- WHAT IS NEEDED
Please say how many lines of the listing hold "JSON", with no other words in the answer.
====
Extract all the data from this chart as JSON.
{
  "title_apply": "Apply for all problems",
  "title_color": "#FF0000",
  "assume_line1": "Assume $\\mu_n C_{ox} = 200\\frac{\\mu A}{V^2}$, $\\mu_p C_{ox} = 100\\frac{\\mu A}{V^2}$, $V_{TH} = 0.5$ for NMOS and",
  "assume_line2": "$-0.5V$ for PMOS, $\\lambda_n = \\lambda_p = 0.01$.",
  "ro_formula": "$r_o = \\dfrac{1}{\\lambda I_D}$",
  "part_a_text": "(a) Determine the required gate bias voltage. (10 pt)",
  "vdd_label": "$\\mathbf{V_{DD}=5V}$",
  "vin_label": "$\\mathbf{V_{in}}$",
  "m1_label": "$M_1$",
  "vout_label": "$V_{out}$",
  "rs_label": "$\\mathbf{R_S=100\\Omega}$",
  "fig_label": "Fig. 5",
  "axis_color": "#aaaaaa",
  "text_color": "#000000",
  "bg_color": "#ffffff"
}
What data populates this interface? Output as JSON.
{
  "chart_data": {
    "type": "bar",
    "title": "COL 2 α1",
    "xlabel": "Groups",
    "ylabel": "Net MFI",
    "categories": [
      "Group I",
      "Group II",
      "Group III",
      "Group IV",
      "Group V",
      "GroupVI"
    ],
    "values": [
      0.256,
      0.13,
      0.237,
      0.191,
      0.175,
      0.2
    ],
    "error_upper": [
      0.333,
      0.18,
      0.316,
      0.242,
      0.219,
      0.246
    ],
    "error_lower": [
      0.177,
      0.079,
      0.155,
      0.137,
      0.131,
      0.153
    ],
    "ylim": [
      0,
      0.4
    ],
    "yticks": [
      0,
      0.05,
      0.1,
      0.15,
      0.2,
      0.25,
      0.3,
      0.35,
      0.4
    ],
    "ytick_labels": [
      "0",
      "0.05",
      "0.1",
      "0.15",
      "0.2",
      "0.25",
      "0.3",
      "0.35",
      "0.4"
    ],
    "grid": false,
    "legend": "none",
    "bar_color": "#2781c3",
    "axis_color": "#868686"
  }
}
====
- THE COMPLETED TASK
2